Source data

** BEGIN **

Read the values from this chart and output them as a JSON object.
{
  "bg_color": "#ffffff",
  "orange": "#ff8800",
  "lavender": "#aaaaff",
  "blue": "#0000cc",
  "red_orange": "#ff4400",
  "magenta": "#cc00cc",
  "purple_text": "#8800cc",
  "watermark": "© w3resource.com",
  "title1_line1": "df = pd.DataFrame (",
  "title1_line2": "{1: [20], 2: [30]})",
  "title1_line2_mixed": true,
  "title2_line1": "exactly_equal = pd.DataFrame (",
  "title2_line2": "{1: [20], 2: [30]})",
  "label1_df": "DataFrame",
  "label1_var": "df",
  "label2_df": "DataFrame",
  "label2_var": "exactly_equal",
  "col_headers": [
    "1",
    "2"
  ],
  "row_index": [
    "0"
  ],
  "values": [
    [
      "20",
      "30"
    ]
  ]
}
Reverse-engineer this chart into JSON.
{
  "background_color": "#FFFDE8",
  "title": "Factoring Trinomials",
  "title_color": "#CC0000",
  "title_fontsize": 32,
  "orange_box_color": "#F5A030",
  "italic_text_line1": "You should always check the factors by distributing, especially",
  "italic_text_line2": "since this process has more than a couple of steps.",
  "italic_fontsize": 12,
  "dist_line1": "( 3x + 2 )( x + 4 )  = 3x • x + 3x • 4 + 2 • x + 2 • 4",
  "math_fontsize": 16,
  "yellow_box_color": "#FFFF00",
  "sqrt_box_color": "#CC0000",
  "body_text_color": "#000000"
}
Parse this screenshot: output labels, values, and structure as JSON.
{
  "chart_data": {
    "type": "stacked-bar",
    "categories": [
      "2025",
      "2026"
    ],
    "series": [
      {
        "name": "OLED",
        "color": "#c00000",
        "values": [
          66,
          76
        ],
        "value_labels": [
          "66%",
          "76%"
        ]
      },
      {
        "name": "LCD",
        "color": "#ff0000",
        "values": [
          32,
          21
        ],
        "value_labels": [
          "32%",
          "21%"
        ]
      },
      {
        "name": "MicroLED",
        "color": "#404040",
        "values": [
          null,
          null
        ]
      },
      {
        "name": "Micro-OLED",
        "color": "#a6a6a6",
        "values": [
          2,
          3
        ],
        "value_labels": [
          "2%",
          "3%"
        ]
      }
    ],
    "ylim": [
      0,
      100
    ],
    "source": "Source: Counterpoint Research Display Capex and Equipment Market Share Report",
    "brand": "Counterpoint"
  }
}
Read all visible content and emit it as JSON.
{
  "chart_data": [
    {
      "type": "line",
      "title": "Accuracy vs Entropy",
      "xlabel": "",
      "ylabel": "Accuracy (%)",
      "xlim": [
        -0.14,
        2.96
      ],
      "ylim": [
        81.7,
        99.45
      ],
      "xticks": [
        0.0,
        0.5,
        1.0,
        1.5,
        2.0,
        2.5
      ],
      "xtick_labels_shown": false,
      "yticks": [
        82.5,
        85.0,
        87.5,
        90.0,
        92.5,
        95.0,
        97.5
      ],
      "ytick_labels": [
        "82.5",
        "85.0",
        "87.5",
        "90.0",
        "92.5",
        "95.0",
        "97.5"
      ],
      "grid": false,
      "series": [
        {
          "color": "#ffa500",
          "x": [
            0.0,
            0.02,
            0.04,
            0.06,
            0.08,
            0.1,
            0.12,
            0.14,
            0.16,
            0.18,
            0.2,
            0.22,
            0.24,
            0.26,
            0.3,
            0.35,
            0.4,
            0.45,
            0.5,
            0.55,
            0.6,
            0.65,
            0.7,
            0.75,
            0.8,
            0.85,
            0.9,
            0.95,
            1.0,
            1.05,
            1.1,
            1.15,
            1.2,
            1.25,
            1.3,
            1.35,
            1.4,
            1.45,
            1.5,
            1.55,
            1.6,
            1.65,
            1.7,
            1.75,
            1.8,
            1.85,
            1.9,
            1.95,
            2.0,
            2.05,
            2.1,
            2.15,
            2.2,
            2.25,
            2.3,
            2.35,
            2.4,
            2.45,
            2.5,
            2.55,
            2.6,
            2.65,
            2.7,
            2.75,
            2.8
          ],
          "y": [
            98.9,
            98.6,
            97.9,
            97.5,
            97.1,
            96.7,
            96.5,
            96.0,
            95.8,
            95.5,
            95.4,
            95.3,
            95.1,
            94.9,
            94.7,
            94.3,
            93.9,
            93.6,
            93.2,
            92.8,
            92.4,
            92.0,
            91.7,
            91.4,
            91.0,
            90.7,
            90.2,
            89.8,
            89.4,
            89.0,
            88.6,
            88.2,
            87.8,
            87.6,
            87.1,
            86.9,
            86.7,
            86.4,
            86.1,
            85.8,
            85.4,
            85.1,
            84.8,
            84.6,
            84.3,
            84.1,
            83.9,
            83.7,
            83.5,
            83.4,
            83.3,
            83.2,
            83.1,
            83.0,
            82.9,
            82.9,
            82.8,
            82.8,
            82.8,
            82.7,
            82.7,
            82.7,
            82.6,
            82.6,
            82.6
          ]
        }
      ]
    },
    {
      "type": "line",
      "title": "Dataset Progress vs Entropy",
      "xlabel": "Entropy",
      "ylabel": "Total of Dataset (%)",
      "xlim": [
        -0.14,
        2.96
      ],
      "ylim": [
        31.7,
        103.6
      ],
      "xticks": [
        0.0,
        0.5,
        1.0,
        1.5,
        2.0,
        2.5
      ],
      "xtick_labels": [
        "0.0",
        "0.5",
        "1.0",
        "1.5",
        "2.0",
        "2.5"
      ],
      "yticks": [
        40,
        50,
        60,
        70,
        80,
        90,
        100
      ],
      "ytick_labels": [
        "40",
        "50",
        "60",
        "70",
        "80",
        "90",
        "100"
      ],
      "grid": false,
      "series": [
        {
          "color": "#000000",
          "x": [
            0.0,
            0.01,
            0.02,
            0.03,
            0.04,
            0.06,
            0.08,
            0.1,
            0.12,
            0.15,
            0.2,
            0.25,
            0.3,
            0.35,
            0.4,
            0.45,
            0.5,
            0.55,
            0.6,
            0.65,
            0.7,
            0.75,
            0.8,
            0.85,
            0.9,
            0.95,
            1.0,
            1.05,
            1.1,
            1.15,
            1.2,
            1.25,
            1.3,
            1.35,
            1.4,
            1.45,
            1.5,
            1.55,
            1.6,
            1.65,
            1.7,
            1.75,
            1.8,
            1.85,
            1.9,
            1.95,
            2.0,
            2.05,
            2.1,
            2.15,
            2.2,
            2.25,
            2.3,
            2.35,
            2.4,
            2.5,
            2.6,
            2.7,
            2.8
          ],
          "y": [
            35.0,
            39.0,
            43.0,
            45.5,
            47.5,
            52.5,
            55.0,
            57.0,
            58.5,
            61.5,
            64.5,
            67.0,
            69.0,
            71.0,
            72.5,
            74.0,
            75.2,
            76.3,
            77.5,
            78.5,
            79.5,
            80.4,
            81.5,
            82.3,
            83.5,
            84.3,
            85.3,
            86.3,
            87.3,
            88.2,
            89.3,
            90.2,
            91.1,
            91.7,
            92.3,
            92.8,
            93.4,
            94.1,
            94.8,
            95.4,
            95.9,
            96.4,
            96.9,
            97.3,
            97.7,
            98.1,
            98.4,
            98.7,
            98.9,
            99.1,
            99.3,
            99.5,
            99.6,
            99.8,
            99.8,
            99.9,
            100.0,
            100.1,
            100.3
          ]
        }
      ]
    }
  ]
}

** END **

Go back to the listing above and please repeat it exactly.

Read the values from this chart and output them as a JSON object.
{
  "bg_color": "#ffffff",
  "orange": "#ff8800",
  "lavender": "#aaaaff",
  "blue": "#0000cc",
  "red_orange": "#ff4400",
  "magenta": "#cc00cc",
  "purple_text": "#8800cc",
  "watermark": "© w3resource.com",
  "title1_line1": "df = pd.DataFrame (",
  "title1_line2": "{1: [20], 2: [30]})",
  "title1_line2_mixed": true,
  "title2_line1": "exactly_equal = pd.DataFrame (",
  "title2_line2": "{1: [20], 2: [30]})",
  "label1_df": "DataFrame",
  "label1_var": "df",
  "label2_df": "DataFrame",
  "label2_var": "exactly_equal",
  "col_headers": [
    "1",
    "2"
  ],
  "row_index": [
    "0"
  ],
  "values": [
    [
      "20",
      "30"
    ]
  ]
}
Reverse-engineer this chart into JSON.
{
  "background_color": "#FFFDE8",
  "title": "Factoring Trinomials",
  "title_color": "#CC0000",
  "title_fontsize": 32,
  "orange_box_color": "#F5A030",
  "italic_text_line1": "You should always check the factors by distributing, especially",
  "italic_text_line2": "since this process has more than a couple of steps.",
  "italic_fontsize": 12,
  "dist_line1": "( 3x + 2 )( x + 4 )  = 3x • x + 3x • 4 + 2 • x + 2 • 4",
  "math_fontsize": 16,
  "yellow_box_color": "#FFFF00",
  "sqrt_box_color": "#CC0000",
  "body_text_color": "#000000"
}
Parse this screenshot: output labels, values, and structure as JSON.
{
  "chart_data": {
    "type": "stacked-bar",
    "categories": [
      "2025",
      "2026"
    ],
    "series": [
      {
        "name": "OLED",
        "color": "#c00000",
        "values": [
          66,
          76
        ],
        "value_labels": [
          "66%",
          "76%"
        ]
      },
      {
        "name": "LCD",
        "color": "#ff0000",
        "values": [
          32,
          21
        ],
        "value_labels": [
          "32%",
          "21%"
        ]
      },
      {
        "name": "MicroLED",
        "color": "#404040",
        "values": [
          null,
          null
        ]
      },
      {
        "name": "Micro-OLED",
        "color": "#a6a6a6",
        "values": [
          2,
          3
        ],
        "value_labels": [
          "2%",
          "3%"
        ]
      }
    ],
    "ylim": [
      0,
      100
    ],
    "source": "Source: Counterpoint Research Display Capex and Equipment Market Share Report",
    "brand": "Counterpoint"
  }
}
Read all visible content and emit it as JSON.
{
  "chart_data": [
    {
      "type": "line",
      "title": "Accuracy vs Entropy",
      "xlabel": "",
      "ylabel": "Accuracy (%)",
      "xlim": [
        -0.14,
        2.96
      ],
      "ylim": [
        81.7,
        99.45
      ],
      "xticks": [
        0.0,
        0.5,
        1.0,
        1.5,
        2.0,
        2.5
      ],
      "xtick_labels_shown": false,
      "yticks": [
        82.5,
        85.0,
        87.5,
        90.0,
        92.5,
        95.0,
        97.5
      ],
      "ytick_labels": [
        "82.5",
        "85.0",
        "87.5",
        "90.0",
        "92.5",
        "95.0",
        "97.5"
      ],
      "grid": false,
      "series": [
        {
          "color": "#ffa500",
          "x": [
            0.0,
            0.02,
            0.04,
            0.06,
            0.08,
            0.1,
            0.12,
            0.14,
            0.16,
            0.18,
            0.2,
            0.22,
            0.24,
            0.26,
            0.3,
            0.35,
            0.4,
            0.45,
            0.5,
            0.55,
            0.6,
            0.65,
            0.7,
            0.75,
            0.8,
            0.85,
            0.9,
            0.95,
            1.0,
            1.05,
            1.1,
            1.15,
            1.2,
            1.25,
            1.3,
            1.35,
            1.4,
            1.45,
            1.5,
            1.55,
            1.6,
            1.65,
            1.7,
            1.75,
            1.8,
            1.85,
            1.9,
            1.95,
            2.0,
            2.05,
            2.1,
            2.15,
            2.2,
            2.25,
            2.3,
            2.35,
            2.4,
            2.45,
            2.5,
            2.55,
            2.6,
            2.65,
            2.7,
            2.75,
            2.8
          ],
          "y": [
            98.9,
            98.6,
            97.9,
            97.5,
            97.1,
            96.7,
            96.5,
            96.0,
            95.8,
            95.5,
            95.4,
            95.3,
            95.1,
            94.9,
            94.7,
            94.3,
            93.9,
            93.6,
            93.2,
            92.8,
            92.4,
            92.0,
            91.7,
            91.4,
            91.0,
            90.7,
            90.2,
            89.8,
            89.4,
            89.0,
            88.6,
            88.2,
            87.8,
            87.6,
            87.1,
            86.9,
            86.7,
            86.4,
            86.1,
            85.8,
            85.4,
            85.1,
            84.8,
            84.6,
            84.3,
            84.1,
            83.9,
            83.7,
            83.5,
            83.4,
            83.3,
            83.2,
            83.1,
            83.0,
            82.9,
            82.9,
            82.8,
            82.8,
            82.8,
            82.7,
            82.7,
            82.7,
            82.6,
            82.6,
            82.6
          ]
        }
      ]
    },
    {
      "type": "line",
      "title": "Dataset Progress vs Entropy",
      "xlabel": "Entropy",
      "ylabel": "Total of Dataset (%)",
      "xlim": [
        -0.14,
        2.96
      ],
      "ylim": [
        31.7,
        103.6
      ],
      "xticks": [
        0.0,
        0.5,
        1.0,
        1.5,
        2.0,
        2.5
      ],
      "xtick_labels": [
        "0.0",
        "0.5",
        "1.0",
        "1.5",
        "2.0",
        "2.5"
      ],
      "yticks": [
        40,
        50,
        60,
        70,
        80,
        90,
        100
      ],
      "ytick_labels": [
        "40",
        "50",
        "60",
        "70",
        "80",
        "90",
        "100"
      ],
      "grid": false,
      "series": [
        {
          "color": "#000000",
          "x": [
            0.0,
            0.01,
            0.02,
            0.03,
            0.04,
            0.06,
            0.08,
            0.1,
            0.12,
            0.15,
            0.2,
            0.25,
            0.3,
            0.35,
            0.4,
            0.45,
            0.5,
            0.55,
            0.6,
            0.65,
            0.7,
            0.75,
            0.8,
            0.85,
            0.9,
            0.95,
            1.0,
            1.05,
            1.1,
            1.15,
            1.2,
            1.25,
            1.3,
            1.35,
            1.4,
            1.45,
            1.5,
            1.55,
            1.6,
            1.65,
            1.7,
            1.75,
            1.8,
            1.85,
            1.9,
            1.95,
            2.0,
            2.05,
            2.1,
            2.15,
            2.2,
            2.25,
            2.3,
            2.35,
            2.4,
            2.5,
            2.6,
            2.7,
            2.8
          ],
          "y": [
            35.0,
            39.0,
            43.0,
            45.5,
            47.5,
            52.5,
            55.0,
            57.0,
            58.5,
            61.5,
            64.5,
            67.0,
            69.0,
            71.0,
            72.5,
            74.0,
            75.2,
            76.3,
            77.5,
            78.5,
            79.5,
            80.4,
            81.5,
            82.3,
            83.5,
            84.3,
            85.3,
            86.3,
            87.3,
            88.2,
            89.3,
            90.2,
            91.1,
            91.7,
            92.3,
            92.8,
            93.4,
            94.1,
            94.8,
            95.4,
            95.9,
            96.4,
            96.9,
            97.3,
            97.7,
            98.1,
            98.4,
            98.7,
            98.9,
            99.1,
            99.3,
            99.5,
            99.6,
            99.8,
            99.8,
            99.9,
            100.0,
            100.1,
            100.3
          ]
        }
      ]
    }
  ]
}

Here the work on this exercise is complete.